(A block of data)
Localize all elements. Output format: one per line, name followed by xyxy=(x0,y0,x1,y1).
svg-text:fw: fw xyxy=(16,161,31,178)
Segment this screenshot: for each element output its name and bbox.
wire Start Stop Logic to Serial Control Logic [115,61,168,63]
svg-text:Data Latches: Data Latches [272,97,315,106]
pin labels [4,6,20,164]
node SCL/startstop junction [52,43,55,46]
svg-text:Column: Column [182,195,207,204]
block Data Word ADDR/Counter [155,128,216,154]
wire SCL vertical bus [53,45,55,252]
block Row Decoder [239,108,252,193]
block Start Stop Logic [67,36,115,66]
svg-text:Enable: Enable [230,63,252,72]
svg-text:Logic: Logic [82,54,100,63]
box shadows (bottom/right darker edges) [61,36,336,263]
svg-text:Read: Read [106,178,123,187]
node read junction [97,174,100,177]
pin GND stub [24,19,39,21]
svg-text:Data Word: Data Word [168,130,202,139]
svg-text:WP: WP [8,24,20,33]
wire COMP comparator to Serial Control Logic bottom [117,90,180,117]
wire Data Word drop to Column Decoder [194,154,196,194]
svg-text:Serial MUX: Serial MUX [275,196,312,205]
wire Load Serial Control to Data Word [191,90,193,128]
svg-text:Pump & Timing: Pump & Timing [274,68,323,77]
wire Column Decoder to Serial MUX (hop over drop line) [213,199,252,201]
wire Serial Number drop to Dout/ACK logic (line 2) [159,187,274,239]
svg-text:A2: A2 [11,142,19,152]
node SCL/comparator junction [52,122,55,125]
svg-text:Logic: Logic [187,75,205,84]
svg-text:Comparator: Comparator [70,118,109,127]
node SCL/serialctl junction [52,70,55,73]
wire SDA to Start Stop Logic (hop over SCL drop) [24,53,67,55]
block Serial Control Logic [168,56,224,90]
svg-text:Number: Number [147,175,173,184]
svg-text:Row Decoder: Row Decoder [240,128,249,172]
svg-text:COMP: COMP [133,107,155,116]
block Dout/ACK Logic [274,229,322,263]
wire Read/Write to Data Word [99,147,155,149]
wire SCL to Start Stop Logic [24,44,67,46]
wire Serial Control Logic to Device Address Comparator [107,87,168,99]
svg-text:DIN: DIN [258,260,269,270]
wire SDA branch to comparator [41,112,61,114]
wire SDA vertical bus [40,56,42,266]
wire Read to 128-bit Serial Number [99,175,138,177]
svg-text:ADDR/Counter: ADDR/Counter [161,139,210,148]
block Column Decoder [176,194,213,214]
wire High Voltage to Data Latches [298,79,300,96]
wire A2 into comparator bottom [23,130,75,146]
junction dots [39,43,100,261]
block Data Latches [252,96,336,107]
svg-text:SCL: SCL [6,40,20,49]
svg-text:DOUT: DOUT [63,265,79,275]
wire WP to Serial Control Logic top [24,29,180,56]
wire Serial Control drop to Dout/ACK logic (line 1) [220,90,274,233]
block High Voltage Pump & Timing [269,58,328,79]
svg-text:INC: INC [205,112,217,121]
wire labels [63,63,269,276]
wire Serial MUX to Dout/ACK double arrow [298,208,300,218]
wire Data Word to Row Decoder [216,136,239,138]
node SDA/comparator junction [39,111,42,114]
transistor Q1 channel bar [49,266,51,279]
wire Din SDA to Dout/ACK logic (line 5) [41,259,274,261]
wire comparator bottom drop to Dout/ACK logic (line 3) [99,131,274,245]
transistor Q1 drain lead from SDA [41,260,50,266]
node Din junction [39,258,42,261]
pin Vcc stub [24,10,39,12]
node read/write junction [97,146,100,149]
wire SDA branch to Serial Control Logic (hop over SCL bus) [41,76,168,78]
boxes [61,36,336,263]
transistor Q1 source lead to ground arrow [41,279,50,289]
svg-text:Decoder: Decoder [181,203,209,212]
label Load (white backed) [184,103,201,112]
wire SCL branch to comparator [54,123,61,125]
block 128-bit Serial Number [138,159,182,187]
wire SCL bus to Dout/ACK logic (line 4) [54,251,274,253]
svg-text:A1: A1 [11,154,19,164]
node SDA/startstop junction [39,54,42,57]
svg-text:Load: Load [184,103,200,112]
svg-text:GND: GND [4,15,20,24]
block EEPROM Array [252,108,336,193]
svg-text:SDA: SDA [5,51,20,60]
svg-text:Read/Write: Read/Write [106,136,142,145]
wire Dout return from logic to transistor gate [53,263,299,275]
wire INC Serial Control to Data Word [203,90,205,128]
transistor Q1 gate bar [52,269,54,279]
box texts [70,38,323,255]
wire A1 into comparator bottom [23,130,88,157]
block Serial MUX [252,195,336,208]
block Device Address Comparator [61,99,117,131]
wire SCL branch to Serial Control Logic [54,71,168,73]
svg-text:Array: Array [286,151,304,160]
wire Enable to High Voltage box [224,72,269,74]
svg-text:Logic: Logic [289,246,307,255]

### EXERCISE AIM
Update the data above by changing every "Start Stop Logic" to "Start/Stop Logic", leaving everything else as it is.

### PROBLEM SOLUTION
Localize all elements. Output format: one per line, name followed by xyxy=(x0,y0,x1,y1).
svg-text:fw: fw xyxy=(16,161,31,178)
Segment this screenshot: for each element output its name and bbox.
wire Start/Stop Logic to Serial Control Logic [115,61,168,63]
svg-text:Data Latches: Data Latches [272,97,315,106]
pin labels [4,6,20,164]
node SCL/startstop junction [52,43,55,46]
svg-text:Column: Column [182,195,207,204]
block Data Word ADDR/Counter [155,128,216,154]
wire SCL vertical bus [53,45,55,252]
block Row Decoder [239,108,252,193]
block Start/Stop Logic [67,36,115,66]
svg-text:Enable: Enable [230,63,252,72]
svg-text:Logic: Logic [82,54,100,63]
box shadows (bottom/right darker edges) [61,36,336,263]
svg-text:Read: Read [106,178,123,187]
node read junction [97,174,100,177]
pin GND stub [24,19,39,21]
svg-text:Data Word: Data Word [168,130,202,139]
svg-text:WP: WP [8,24,20,33]
wire COMP comparator to Serial Control Logic bottom [117,90,180,117]
wire Data Word drop to Column Decoder [194,154,196,194]
svg-text:Serial MUX: Serial MUX [275,196,312,205]
wire Load Serial Control to Data Word [191,90,193,128]
svg-text:Pump & Timing: Pump & Timing [274,68,323,77]
wire Column Decoder to Serial MUX (hop over drop line) [213,199,252,201]
wire Serial Number drop to Dout/ACK logic (line 2) [159,187,274,239]
svg-text:A2: A2 [11,142,19,152]
node SCL/comparator junction [52,122,55,125]
svg-text:Logic: Logic [187,75,205,84]
svg-text:Comparator: Comparator [70,118,109,127]
node SCL/serialctl junction [52,70,55,73]
wire SDA to Start/Stop Logic (hop over SCL drop) [24,53,67,55]
block Serial Control Logic [168,56,224,90]
svg-text:Number: Number [147,175,173,184]
svg-text:Row Decoder: Row Decoder [240,128,249,172]
svg-text:COMP: COMP [133,107,155,116]
block Dout/ACK Logic [274,229,322,263]
wire Read/Write to Data Word [99,147,155,149]
wire SCL to Start/Stop Logic [24,44,67,46]
wire Serial Control Logic to Device Address Comparator [107,87,168,99]
svg-text:DIN: DIN [258,260,269,270]
wire SDA branch to comparator [41,112,61,114]
wire SDA vertical bus [40,56,42,266]
wire Read to 128-bit Serial Number [99,175,138,177]
svg-text:ADDR/Counter: ADDR/Counter [161,139,210,148]
block Column Decoder [176,194,213,214]
wire High Voltage to Data Latches [298,79,300,96]
wire A2 into comparator bottom [23,130,75,146]
junction dots [39,43,100,261]
block Data Latches [252,96,336,107]
svg-text:SCL: SCL [6,40,20,49]
svg-text:DOUT: DOUT [63,265,79,275]
wire WP to Serial Control Logic top [24,29,180,56]
wire Serial Control drop to Dout/ACK logic (line 1) [220,90,274,233]
block High Voltage Pump & Timing [269,58,328,79]
svg-text:INC: INC [205,112,217,121]
wire labels [63,63,269,276]
wire Serial MUX to Dout/ACK double arrow [298,208,300,218]
wire Data Word to Row Decoder [216,136,239,138]
node SDA/comparator junction [39,111,42,114]
transistor Q1 channel bar [49,266,51,279]
wire Din SDA to Dout/ACK logic (line 5) [41,259,274,261]
wire comparator bottom drop to Dout/ACK logic (line 3) [99,131,274,245]
transistor Q1 drain lead from SDA [41,260,50,266]
node Din junction [39,258,42,261]
pin Vcc stub [24,10,39,12]
node read/write junction [97,146,100,149]
wire SDA branch to Serial Control Logic (hop over SCL bus) [41,76,168,78]
boxes [61,36,336,263]
transistor Q1 source lead to ground arrow [41,279,50,289]
svg-text:Decoder: Decoder [181,203,209,212]
label Load (white backed) [184,103,201,112]
wire SCL branch to comparator [54,123,61,125]
block 128-bit Serial Number [138,159,182,187]
wire SCL bus to Dout/ACK logic (line 4) [54,251,274,253]
svg-text:A1: A1 [11,154,19,164]
node SDA/startstop junction [39,54,42,57]
svg-text:Load: Load [184,103,200,112]
svg-text:GND: GND [4,15,20,24]
block EEPROM Array [252,108,336,193]
svg-text:SDA: SDA [5,51,20,60]
svg-text:Read/Write: Read/Write [106,136,142,145]
wire Dout return from logic to transistor gate [53,263,299,275]
wire INC Serial Control to Data Word [203,90,205,128]
transistor Q1 gate bar [52,269,54,279]
box texts [70,38,323,255]
wire A1 into comparator bottom [23,130,88,157]
block Serial MUX [252,195,336,208]
block Device Address Comparator [61,99,117,131]
wire SCL branch to Serial Control Logic [54,71,168,73]
svg-text:Array: Array [286,151,304,160]
wire Enable to High Voltage box [224,72,269,74]
svg-text:Logic: Logic [289,246,307,255]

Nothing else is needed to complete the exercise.